──────── PROVIDED DATA ────────

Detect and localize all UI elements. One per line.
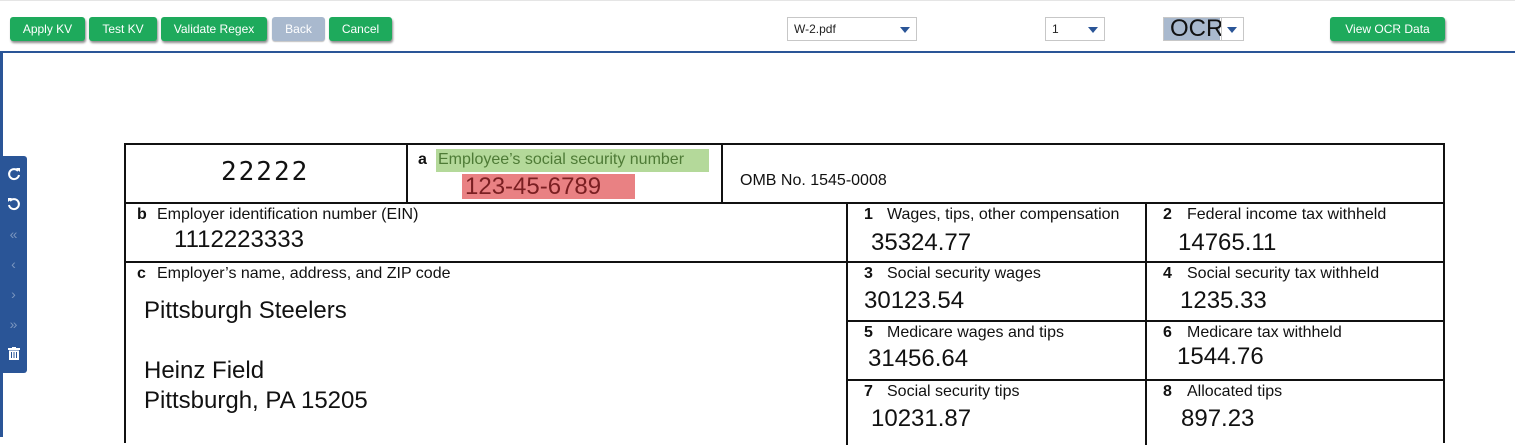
file-select-value: W-2.pdf xyxy=(794,22,836,36)
box-label: Allocated tips xyxy=(1187,383,1283,400)
page-select[interactable]: 1 xyxy=(1045,17,1105,41)
form-rule xyxy=(846,203,848,445)
chevron-down-icon xyxy=(1227,27,1237,33)
ssn-letter: a xyxy=(418,151,427,168)
ein-letter: b xyxy=(137,206,147,223)
box-value: 14765.11 xyxy=(1178,229,1277,256)
chevron-down-icon xyxy=(1088,27,1098,33)
box-number: 1 xyxy=(864,206,873,223)
box-value: 897.23 xyxy=(1181,405,1255,432)
toolbar: Apply KV Test KV Validate Regex Back Can… xyxy=(0,0,1515,53)
employer-address-line1: Heinz Field xyxy=(144,357,265,384)
chevron-down-icon xyxy=(900,27,910,33)
box-number: 2 xyxy=(1163,206,1172,223)
employer-name: Pittsburgh Steelers xyxy=(144,297,347,324)
form-rule xyxy=(1145,203,1147,445)
box-label: Wages, tips, other compensation xyxy=(887,206,1120,223)
box-number: 7 xyxy=(864,383,873,400)
box-value: 10231.87 xyxy=(871,405,972,432)
mode-select-value: OCR xyxy=(1164,17,1223,41)
box-label: Social security wages xyxy=(887,265,1041,282)
ein-value: 1112223333 xyxy=(174,226,304,253)
form-rule xyxy=(406,145,408,203)
box-number: 5 xyxy=(864,324,873,341)
page-select-value: 1 xyxy=(1052,22,1059,36)
cancel-button[interactable]: Cancel xyxy=(329,17,392,41)
box-number: 4 xyxy=(1163,265,1172,282)
form-rule xyxy=(126,261,1445,263)
mode-select[interactable]: OCR xyxy=(1163,17,1244,41)
box-number: 6 xyxy=(1163,324,1172,341)
rotate-clockwise-icon[interactable] xyxy=(0,163,27,185)
file-select[interactable]: W-2.pdf xyxy=(787,17,917,41)
ssn-label: Employee’s social security number xyxy=(438,151,685,168)
rotate-counterclockwise-icon[interactable] xyxy=(0,193,27,215)
form-rule xyxy=(126,202,1445,204)
form-rule xyxy=(721,145,723,203)
side-toolbar: « ‹ › » xyxy=(0,156,27,373)
box-label: Medicare wages and tips xyxy=(887,324,1064,341)
validate-regex-button[interactable]: Validate Regex xyxy=(161,17,267,41)
employer-letter: c xyxy=(137,265,146,282)
back-button[interactable]: Back xyxy=(272,17,325,41)
box-value: 35324.77 xyxy=(871,229,972,256)
box-label: Federal income tax withheld xyxy=(1187,206,1387,223)
box-value: 1544.76 xyxy=(1177,343,1264,370)
box-label: Social security tax withheld xyxy=(1187,265,1380,282)
box-number: 3 xyxy=(864,265,873,282)
next-page-icon[interactable]: › xyxy=(0,283,27,305)
control-number: 22222 xyxy=(221,157,310,187)
apply-kv-button[interactable]: Apply KV xyxy=(10,17,85,41)
last-page-icon[interactable]: » xyxy=(0,313,27,335)
employer-address-line2: Pittsburgh, PA 15205 xyxy=(144,387,368,414)
box-label: Social security tips xyxy=(887,383,1020,400)
box-value: 1235.33 xyxy=(1180,287,1267,314)
box-value: 31456.64 xyxy=(868,345,969,372)
trash-icon[interactable] xyxy=(0,343,27,365)
test-kv-button[interactable]: Test KV xyxy=(89,17,157,41)
box-number: 8 xyxy=(1163,383,1172,400)
select-divider xyxy=(1221,18,1222,40)
omb-number: OMB No. 1545-0008 xyxy=(740,172,887,189)
ssn-value: 123-45-6789 xyxy=(465,173,602,200)
box-label: Medicare tax withheld xyxy=(1187,324,1342,341)
first-page-icon[interactable]: « xyxy=(0,223,27,245)
view-ocr-data-button[interactable]: View OCR Data xyxy=(1330,17,1445,41)
ein-label: Employer identification number (EIN) xyxy=(157,206,419,223)
toolbar-divider xyxy=(0,51,1515,53)
w2-form: 22222 a Employee’s social security numbe… xyxy=(124,143,1445,445)
employer-label: Employer’s name, address, and ZIP code xyxy=(157,265,451,282)
box-value: 30123.54 xyxy=(864,287,965,314)
prev-page-icon[interactable]: ‹ xyxy=(0,253,27,275)
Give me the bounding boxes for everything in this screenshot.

────────

Update the whole listing, replacing each "chevron-down-icon" with "dropdown-arrow-icon" and keeping everything else unchanged. Omit the pictures from your answer.

Detect and localize all UI elements. One per line.
file-select-value: W-2.pdf xyxy=(794,22,836,36)
box-label: Allocated tips xyxy=(1187,383,1283,400)
page-select[interactable]: 1 xyxy=(1045,17,1105,41)
form-rule xyxy=(846,203,848,445)
dropdown-arrow-icon xyxy=(1227,27,1237,33)
ssn-letter: a xyxy=(418,151,427,168)
ein-letter: b xyxy=(137,206,147,223)
box-value: 14765.11 xyxy=(1178,229,1277,256)
dropdown-arrow-icon xyxy=(1088,27,1098,33)
box-number: 1 xyxy=(864,206,873,223)
box-value: 897.23 xyxy=(1181,405,1255,432)
toolbar: Apply KV Test KV Validate Regex Back Can… xyxy=(0,0,1515,53)
employer-address-line1: Heinz Field xyxy=(144,357,265,384)
dropdown-arrow-icon xyxy=(900,27,910,33)
box-number: 2 xyxy=(1163,206,1172,223)
employer-name: Pittsburgh Steelers xyxy=(144,297,347,324)
form-rule xyxy=(1145,203,1147,445)
box-label: Wages, tips, other compensation xyxy=(887,206,1120,223)
box-number: 7 xyxy=(864,383,873,400)
box-value: 10231.87 xyxy=(871,405,972,432)
mode-select-value: OCR xyxy=(1164,17,1223,41)
box-label: Social security wages xyxy=(887,265,1041,282)
ein-value: 1112223333 xyxy=(174,226,304,253)
form-rule xyxy=(406,145,408,203)
box-number: 5 xyxy=(864,324,873,341)
page-select-value: 1 xyxy=(1052,22,1059,36)
cancel-button[interactable]: Cancel xyxy=(329,17,392,41)
box-number: 4 xyxy=(1163,265,1172,282)
form-rule xyxy=(126,261,1445,263)
mode-select[interactable]: OCR xyxy=(1163,17,1244,41)
box-number: 6 xyxy=(1163,324,1172,341)
rotate-clockwise-icon[interactable] xyxy=(0,163,27,185)
file-select[interactable]: W-2.pdf xyxy=(787,17,917,41)
ssn-label: Employee’s social security number xyxy=(438,151,685,168)
rotate-counterclockwise-icon[interactable] xyxy=(0,193,27,215)
form-rule xyxy=(126,202,1445,204)
form-rule xyxy=(721,145,723,203)
side-toolbar: « ‹ › » xyxy=(0,156,27,373)
box-label: Medicare wages and tips xyxy=(887,324,1064,341)
validate-regex-button[interactable]: Validate Regex xyxy=(161,17,267,41)
employer-letter: c xyxy=(137,265,146,282)
back-button[interactable]: Back xyxy=(272,17,325,41)
box-value: 35324.77 xyxy=(871,229,972,256)
box-label: Federal income tax withheld xyxy=(1187,206,1387,223)
box-value: 1544.76 xyxy=(1177,343,1264,370)
box-label: Social security tax withheld xyxy=(1187,265,1380,282)
box-number: 3 xyxy=(864,265,873,282)
next-page-icon[interactable]: › xyxy=(0,283,27,305)
control-number: 22222 xyxy=(221,157,310,187)
apply-kv-button[interactable]: Apply KV xyxy=(10,17,85,41)
last-page-icon[interactable]: » xyxy=(0,313,27,335)
employer-address-line2: Pittsburgh, PA 15205 xyxy=(144,387,368,414)
box-label: Social security tips xyxy=(887,383,1020,400)
box-value: 1235.33 xyxy=(1180,287,1267,314)
box-value: 31456.64 xyxy=(868,345,969,372)
trash-icon[interactable] xyxy=(0,343,27,365)
test-kv-button[interactable]: Test KV xyxy=(89,17,157,41)
box-number: 8 xyxy=(1163,383,1172,400)
select-divider xyxy=(1221,18,1222,40)
omb-number: OMB No. 1545-0008 xyxy=(740,172,887,189)
ssn-value: 123-45-6789 xyxy=(465,173,602,200)
box-label: Medicare tax withheld xyxy=(1187,324,1342,341)
first-page-icon[interactable]: « xyxy=(0,223,27,245)
view-ocr-data-button[interactable]: View OCR Data xyxy=(1330,17,1445,41)
ein-label: Employer identification number (EIN) xyxy=(157,206,419,223)
toolbar-divider xyxy=(0,51,1515,53)
w2-form: 22222 a Employee’s social security numbe… xyxy=(124,143,1445,445)
employer-label: Employer’s name, address, and ZIP code xyxy=(157,265,451,282)
box-value: 30123.54 xyxy=(864,287,965,314)
prev-page-icon[interactable]: ‹ xyxy=(0,253,27,275)
Give me the bounding boxes for everything in this screenshot.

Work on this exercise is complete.